Record extracts
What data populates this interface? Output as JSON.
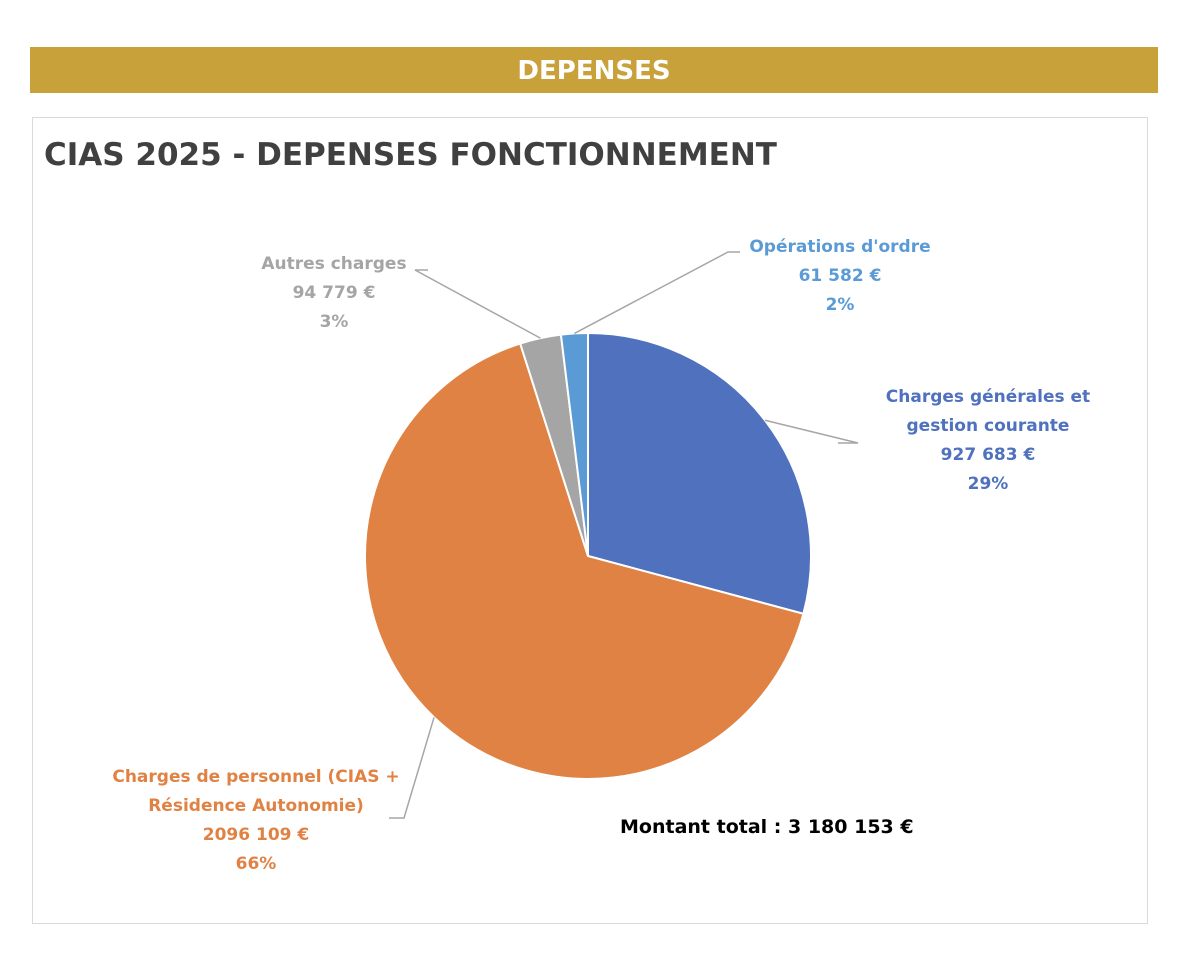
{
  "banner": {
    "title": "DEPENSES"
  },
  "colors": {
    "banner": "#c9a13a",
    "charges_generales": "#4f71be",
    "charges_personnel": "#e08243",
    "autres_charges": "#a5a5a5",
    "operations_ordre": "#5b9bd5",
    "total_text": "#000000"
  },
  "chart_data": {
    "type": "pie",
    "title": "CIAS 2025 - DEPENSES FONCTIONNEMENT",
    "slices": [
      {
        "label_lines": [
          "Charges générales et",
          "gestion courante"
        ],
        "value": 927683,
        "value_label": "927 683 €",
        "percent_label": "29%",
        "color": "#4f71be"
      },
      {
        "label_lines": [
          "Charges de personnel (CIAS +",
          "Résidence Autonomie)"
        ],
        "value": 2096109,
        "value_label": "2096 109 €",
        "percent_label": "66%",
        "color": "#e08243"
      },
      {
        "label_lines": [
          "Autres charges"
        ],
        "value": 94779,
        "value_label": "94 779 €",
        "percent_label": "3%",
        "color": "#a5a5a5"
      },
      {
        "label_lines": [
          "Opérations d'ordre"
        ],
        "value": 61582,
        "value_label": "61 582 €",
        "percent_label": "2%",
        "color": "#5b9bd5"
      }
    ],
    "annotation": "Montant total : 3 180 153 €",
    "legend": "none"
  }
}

==

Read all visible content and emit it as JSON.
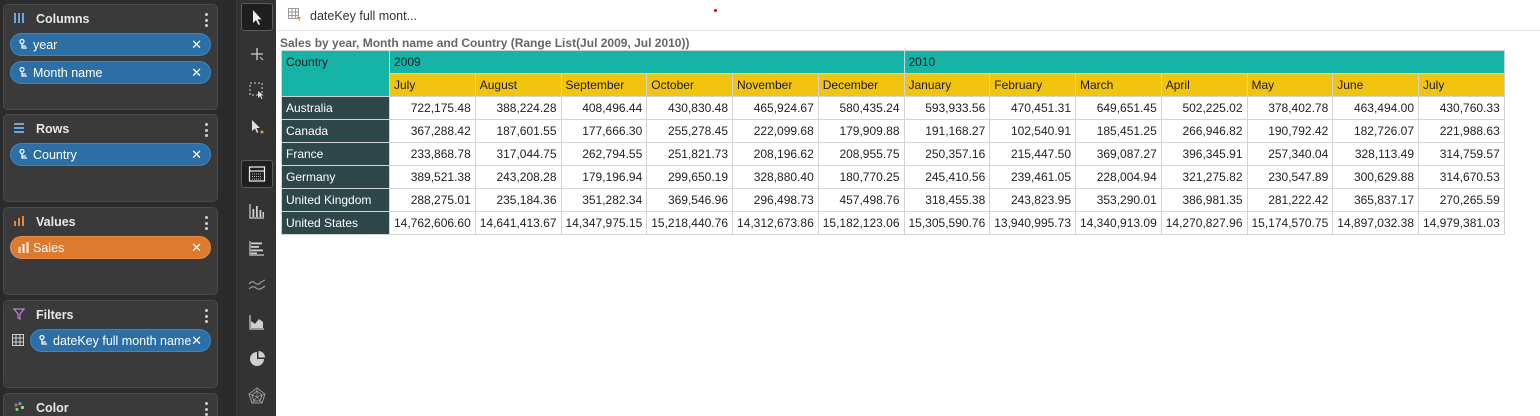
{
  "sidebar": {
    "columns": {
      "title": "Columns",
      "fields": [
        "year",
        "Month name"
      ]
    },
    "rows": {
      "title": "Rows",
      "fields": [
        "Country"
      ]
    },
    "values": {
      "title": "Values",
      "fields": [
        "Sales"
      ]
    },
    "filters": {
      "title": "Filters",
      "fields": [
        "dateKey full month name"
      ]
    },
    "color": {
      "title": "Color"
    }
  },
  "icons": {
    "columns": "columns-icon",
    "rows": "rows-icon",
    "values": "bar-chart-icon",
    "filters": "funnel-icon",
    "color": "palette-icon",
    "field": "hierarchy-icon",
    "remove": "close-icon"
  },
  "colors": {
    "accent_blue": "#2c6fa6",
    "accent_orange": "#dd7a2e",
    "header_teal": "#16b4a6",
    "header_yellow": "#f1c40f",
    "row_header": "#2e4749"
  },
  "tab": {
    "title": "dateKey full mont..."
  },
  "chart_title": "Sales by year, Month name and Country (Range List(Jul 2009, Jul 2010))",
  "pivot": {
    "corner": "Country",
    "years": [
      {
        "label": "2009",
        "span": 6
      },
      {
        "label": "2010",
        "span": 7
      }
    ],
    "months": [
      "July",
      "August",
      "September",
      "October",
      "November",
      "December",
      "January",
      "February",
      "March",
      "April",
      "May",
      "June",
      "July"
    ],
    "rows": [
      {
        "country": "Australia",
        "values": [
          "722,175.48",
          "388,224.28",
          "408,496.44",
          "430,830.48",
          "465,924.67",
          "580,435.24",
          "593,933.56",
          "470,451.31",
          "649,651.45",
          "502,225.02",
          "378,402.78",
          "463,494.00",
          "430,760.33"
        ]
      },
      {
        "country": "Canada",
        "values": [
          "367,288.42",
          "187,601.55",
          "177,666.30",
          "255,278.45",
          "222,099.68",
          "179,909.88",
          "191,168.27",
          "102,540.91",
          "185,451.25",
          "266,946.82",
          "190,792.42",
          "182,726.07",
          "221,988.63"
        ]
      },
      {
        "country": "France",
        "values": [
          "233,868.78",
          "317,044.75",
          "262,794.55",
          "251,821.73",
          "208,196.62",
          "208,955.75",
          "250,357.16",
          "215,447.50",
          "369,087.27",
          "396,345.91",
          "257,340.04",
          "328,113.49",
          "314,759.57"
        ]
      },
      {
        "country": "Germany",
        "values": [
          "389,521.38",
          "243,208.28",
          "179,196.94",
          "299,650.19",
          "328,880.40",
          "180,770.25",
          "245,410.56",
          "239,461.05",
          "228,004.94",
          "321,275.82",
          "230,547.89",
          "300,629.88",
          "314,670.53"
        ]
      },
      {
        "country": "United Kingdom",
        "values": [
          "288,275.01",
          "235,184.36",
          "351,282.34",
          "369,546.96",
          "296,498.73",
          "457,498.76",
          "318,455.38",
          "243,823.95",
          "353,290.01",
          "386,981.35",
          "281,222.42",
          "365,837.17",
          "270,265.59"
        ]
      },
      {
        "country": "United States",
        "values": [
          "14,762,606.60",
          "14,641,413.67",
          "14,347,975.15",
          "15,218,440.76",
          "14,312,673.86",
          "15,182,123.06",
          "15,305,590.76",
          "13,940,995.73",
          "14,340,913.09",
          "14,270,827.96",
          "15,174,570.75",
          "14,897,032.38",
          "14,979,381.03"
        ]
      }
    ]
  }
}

==

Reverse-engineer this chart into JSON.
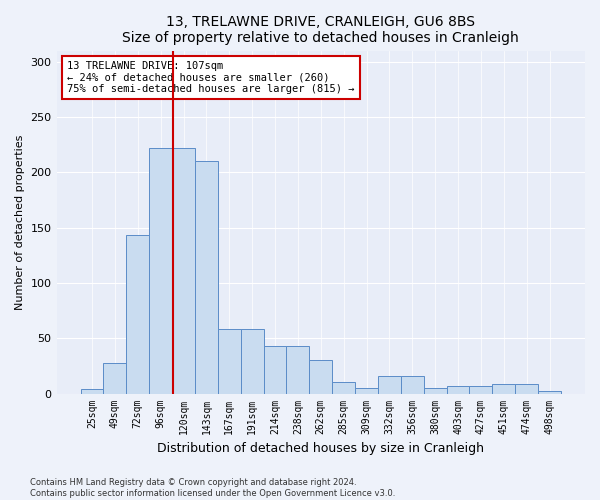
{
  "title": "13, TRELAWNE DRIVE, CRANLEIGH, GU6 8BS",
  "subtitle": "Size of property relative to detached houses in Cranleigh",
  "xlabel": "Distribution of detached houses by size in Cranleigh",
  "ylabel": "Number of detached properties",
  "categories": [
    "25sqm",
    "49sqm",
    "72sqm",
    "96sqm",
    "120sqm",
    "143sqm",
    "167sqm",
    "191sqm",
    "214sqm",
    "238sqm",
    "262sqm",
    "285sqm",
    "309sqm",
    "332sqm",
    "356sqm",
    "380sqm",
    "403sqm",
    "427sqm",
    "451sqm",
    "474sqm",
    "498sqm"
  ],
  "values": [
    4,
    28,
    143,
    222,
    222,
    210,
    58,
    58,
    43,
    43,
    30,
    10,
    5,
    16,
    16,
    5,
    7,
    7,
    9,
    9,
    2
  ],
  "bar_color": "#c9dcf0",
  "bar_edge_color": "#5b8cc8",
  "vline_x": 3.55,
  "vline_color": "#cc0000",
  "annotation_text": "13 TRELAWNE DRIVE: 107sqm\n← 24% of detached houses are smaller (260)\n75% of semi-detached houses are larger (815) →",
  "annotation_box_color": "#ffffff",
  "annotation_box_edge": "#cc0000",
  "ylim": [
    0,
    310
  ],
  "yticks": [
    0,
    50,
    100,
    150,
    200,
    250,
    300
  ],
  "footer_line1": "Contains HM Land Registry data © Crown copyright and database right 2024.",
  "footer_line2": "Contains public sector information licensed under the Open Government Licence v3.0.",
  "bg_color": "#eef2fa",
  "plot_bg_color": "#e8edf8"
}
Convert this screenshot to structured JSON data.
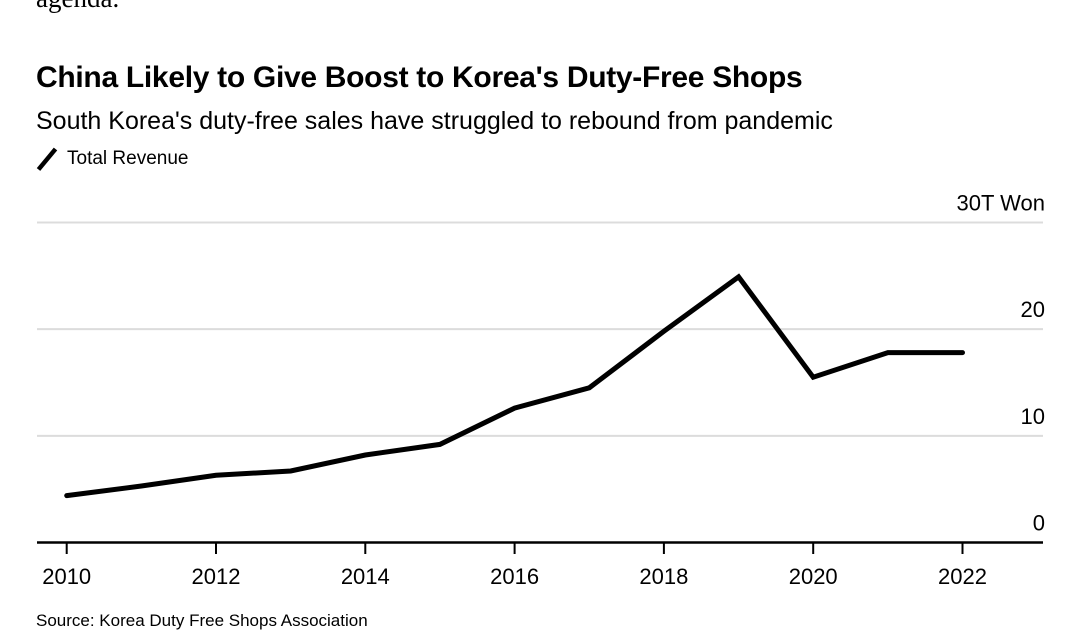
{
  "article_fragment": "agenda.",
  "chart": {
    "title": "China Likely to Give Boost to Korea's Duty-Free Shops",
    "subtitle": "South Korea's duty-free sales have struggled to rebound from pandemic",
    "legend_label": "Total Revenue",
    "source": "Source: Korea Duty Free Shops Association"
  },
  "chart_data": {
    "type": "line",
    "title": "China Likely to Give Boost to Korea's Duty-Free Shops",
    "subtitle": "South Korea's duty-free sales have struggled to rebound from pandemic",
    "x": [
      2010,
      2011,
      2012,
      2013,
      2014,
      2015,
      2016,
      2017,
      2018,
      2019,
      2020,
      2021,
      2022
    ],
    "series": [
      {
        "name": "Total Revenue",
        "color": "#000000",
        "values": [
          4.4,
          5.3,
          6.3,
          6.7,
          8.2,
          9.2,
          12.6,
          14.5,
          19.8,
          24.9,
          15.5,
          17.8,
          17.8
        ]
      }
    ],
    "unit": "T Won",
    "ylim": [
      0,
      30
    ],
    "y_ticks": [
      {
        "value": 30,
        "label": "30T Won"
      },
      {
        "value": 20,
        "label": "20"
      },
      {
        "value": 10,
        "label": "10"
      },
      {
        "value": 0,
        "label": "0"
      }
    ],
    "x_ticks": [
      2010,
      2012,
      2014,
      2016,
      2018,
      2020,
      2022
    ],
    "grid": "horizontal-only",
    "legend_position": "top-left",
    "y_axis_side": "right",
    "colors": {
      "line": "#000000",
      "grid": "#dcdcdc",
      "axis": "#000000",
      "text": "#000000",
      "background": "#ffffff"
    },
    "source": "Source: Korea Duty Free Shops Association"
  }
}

What you are asked to do
Find and copy each line above that includes the string "CIAS".

Final result
    "title": "CIAS 2025 - DEPENSES FONCTIONNEMENT",
          "Charges de personnel (CIAS +",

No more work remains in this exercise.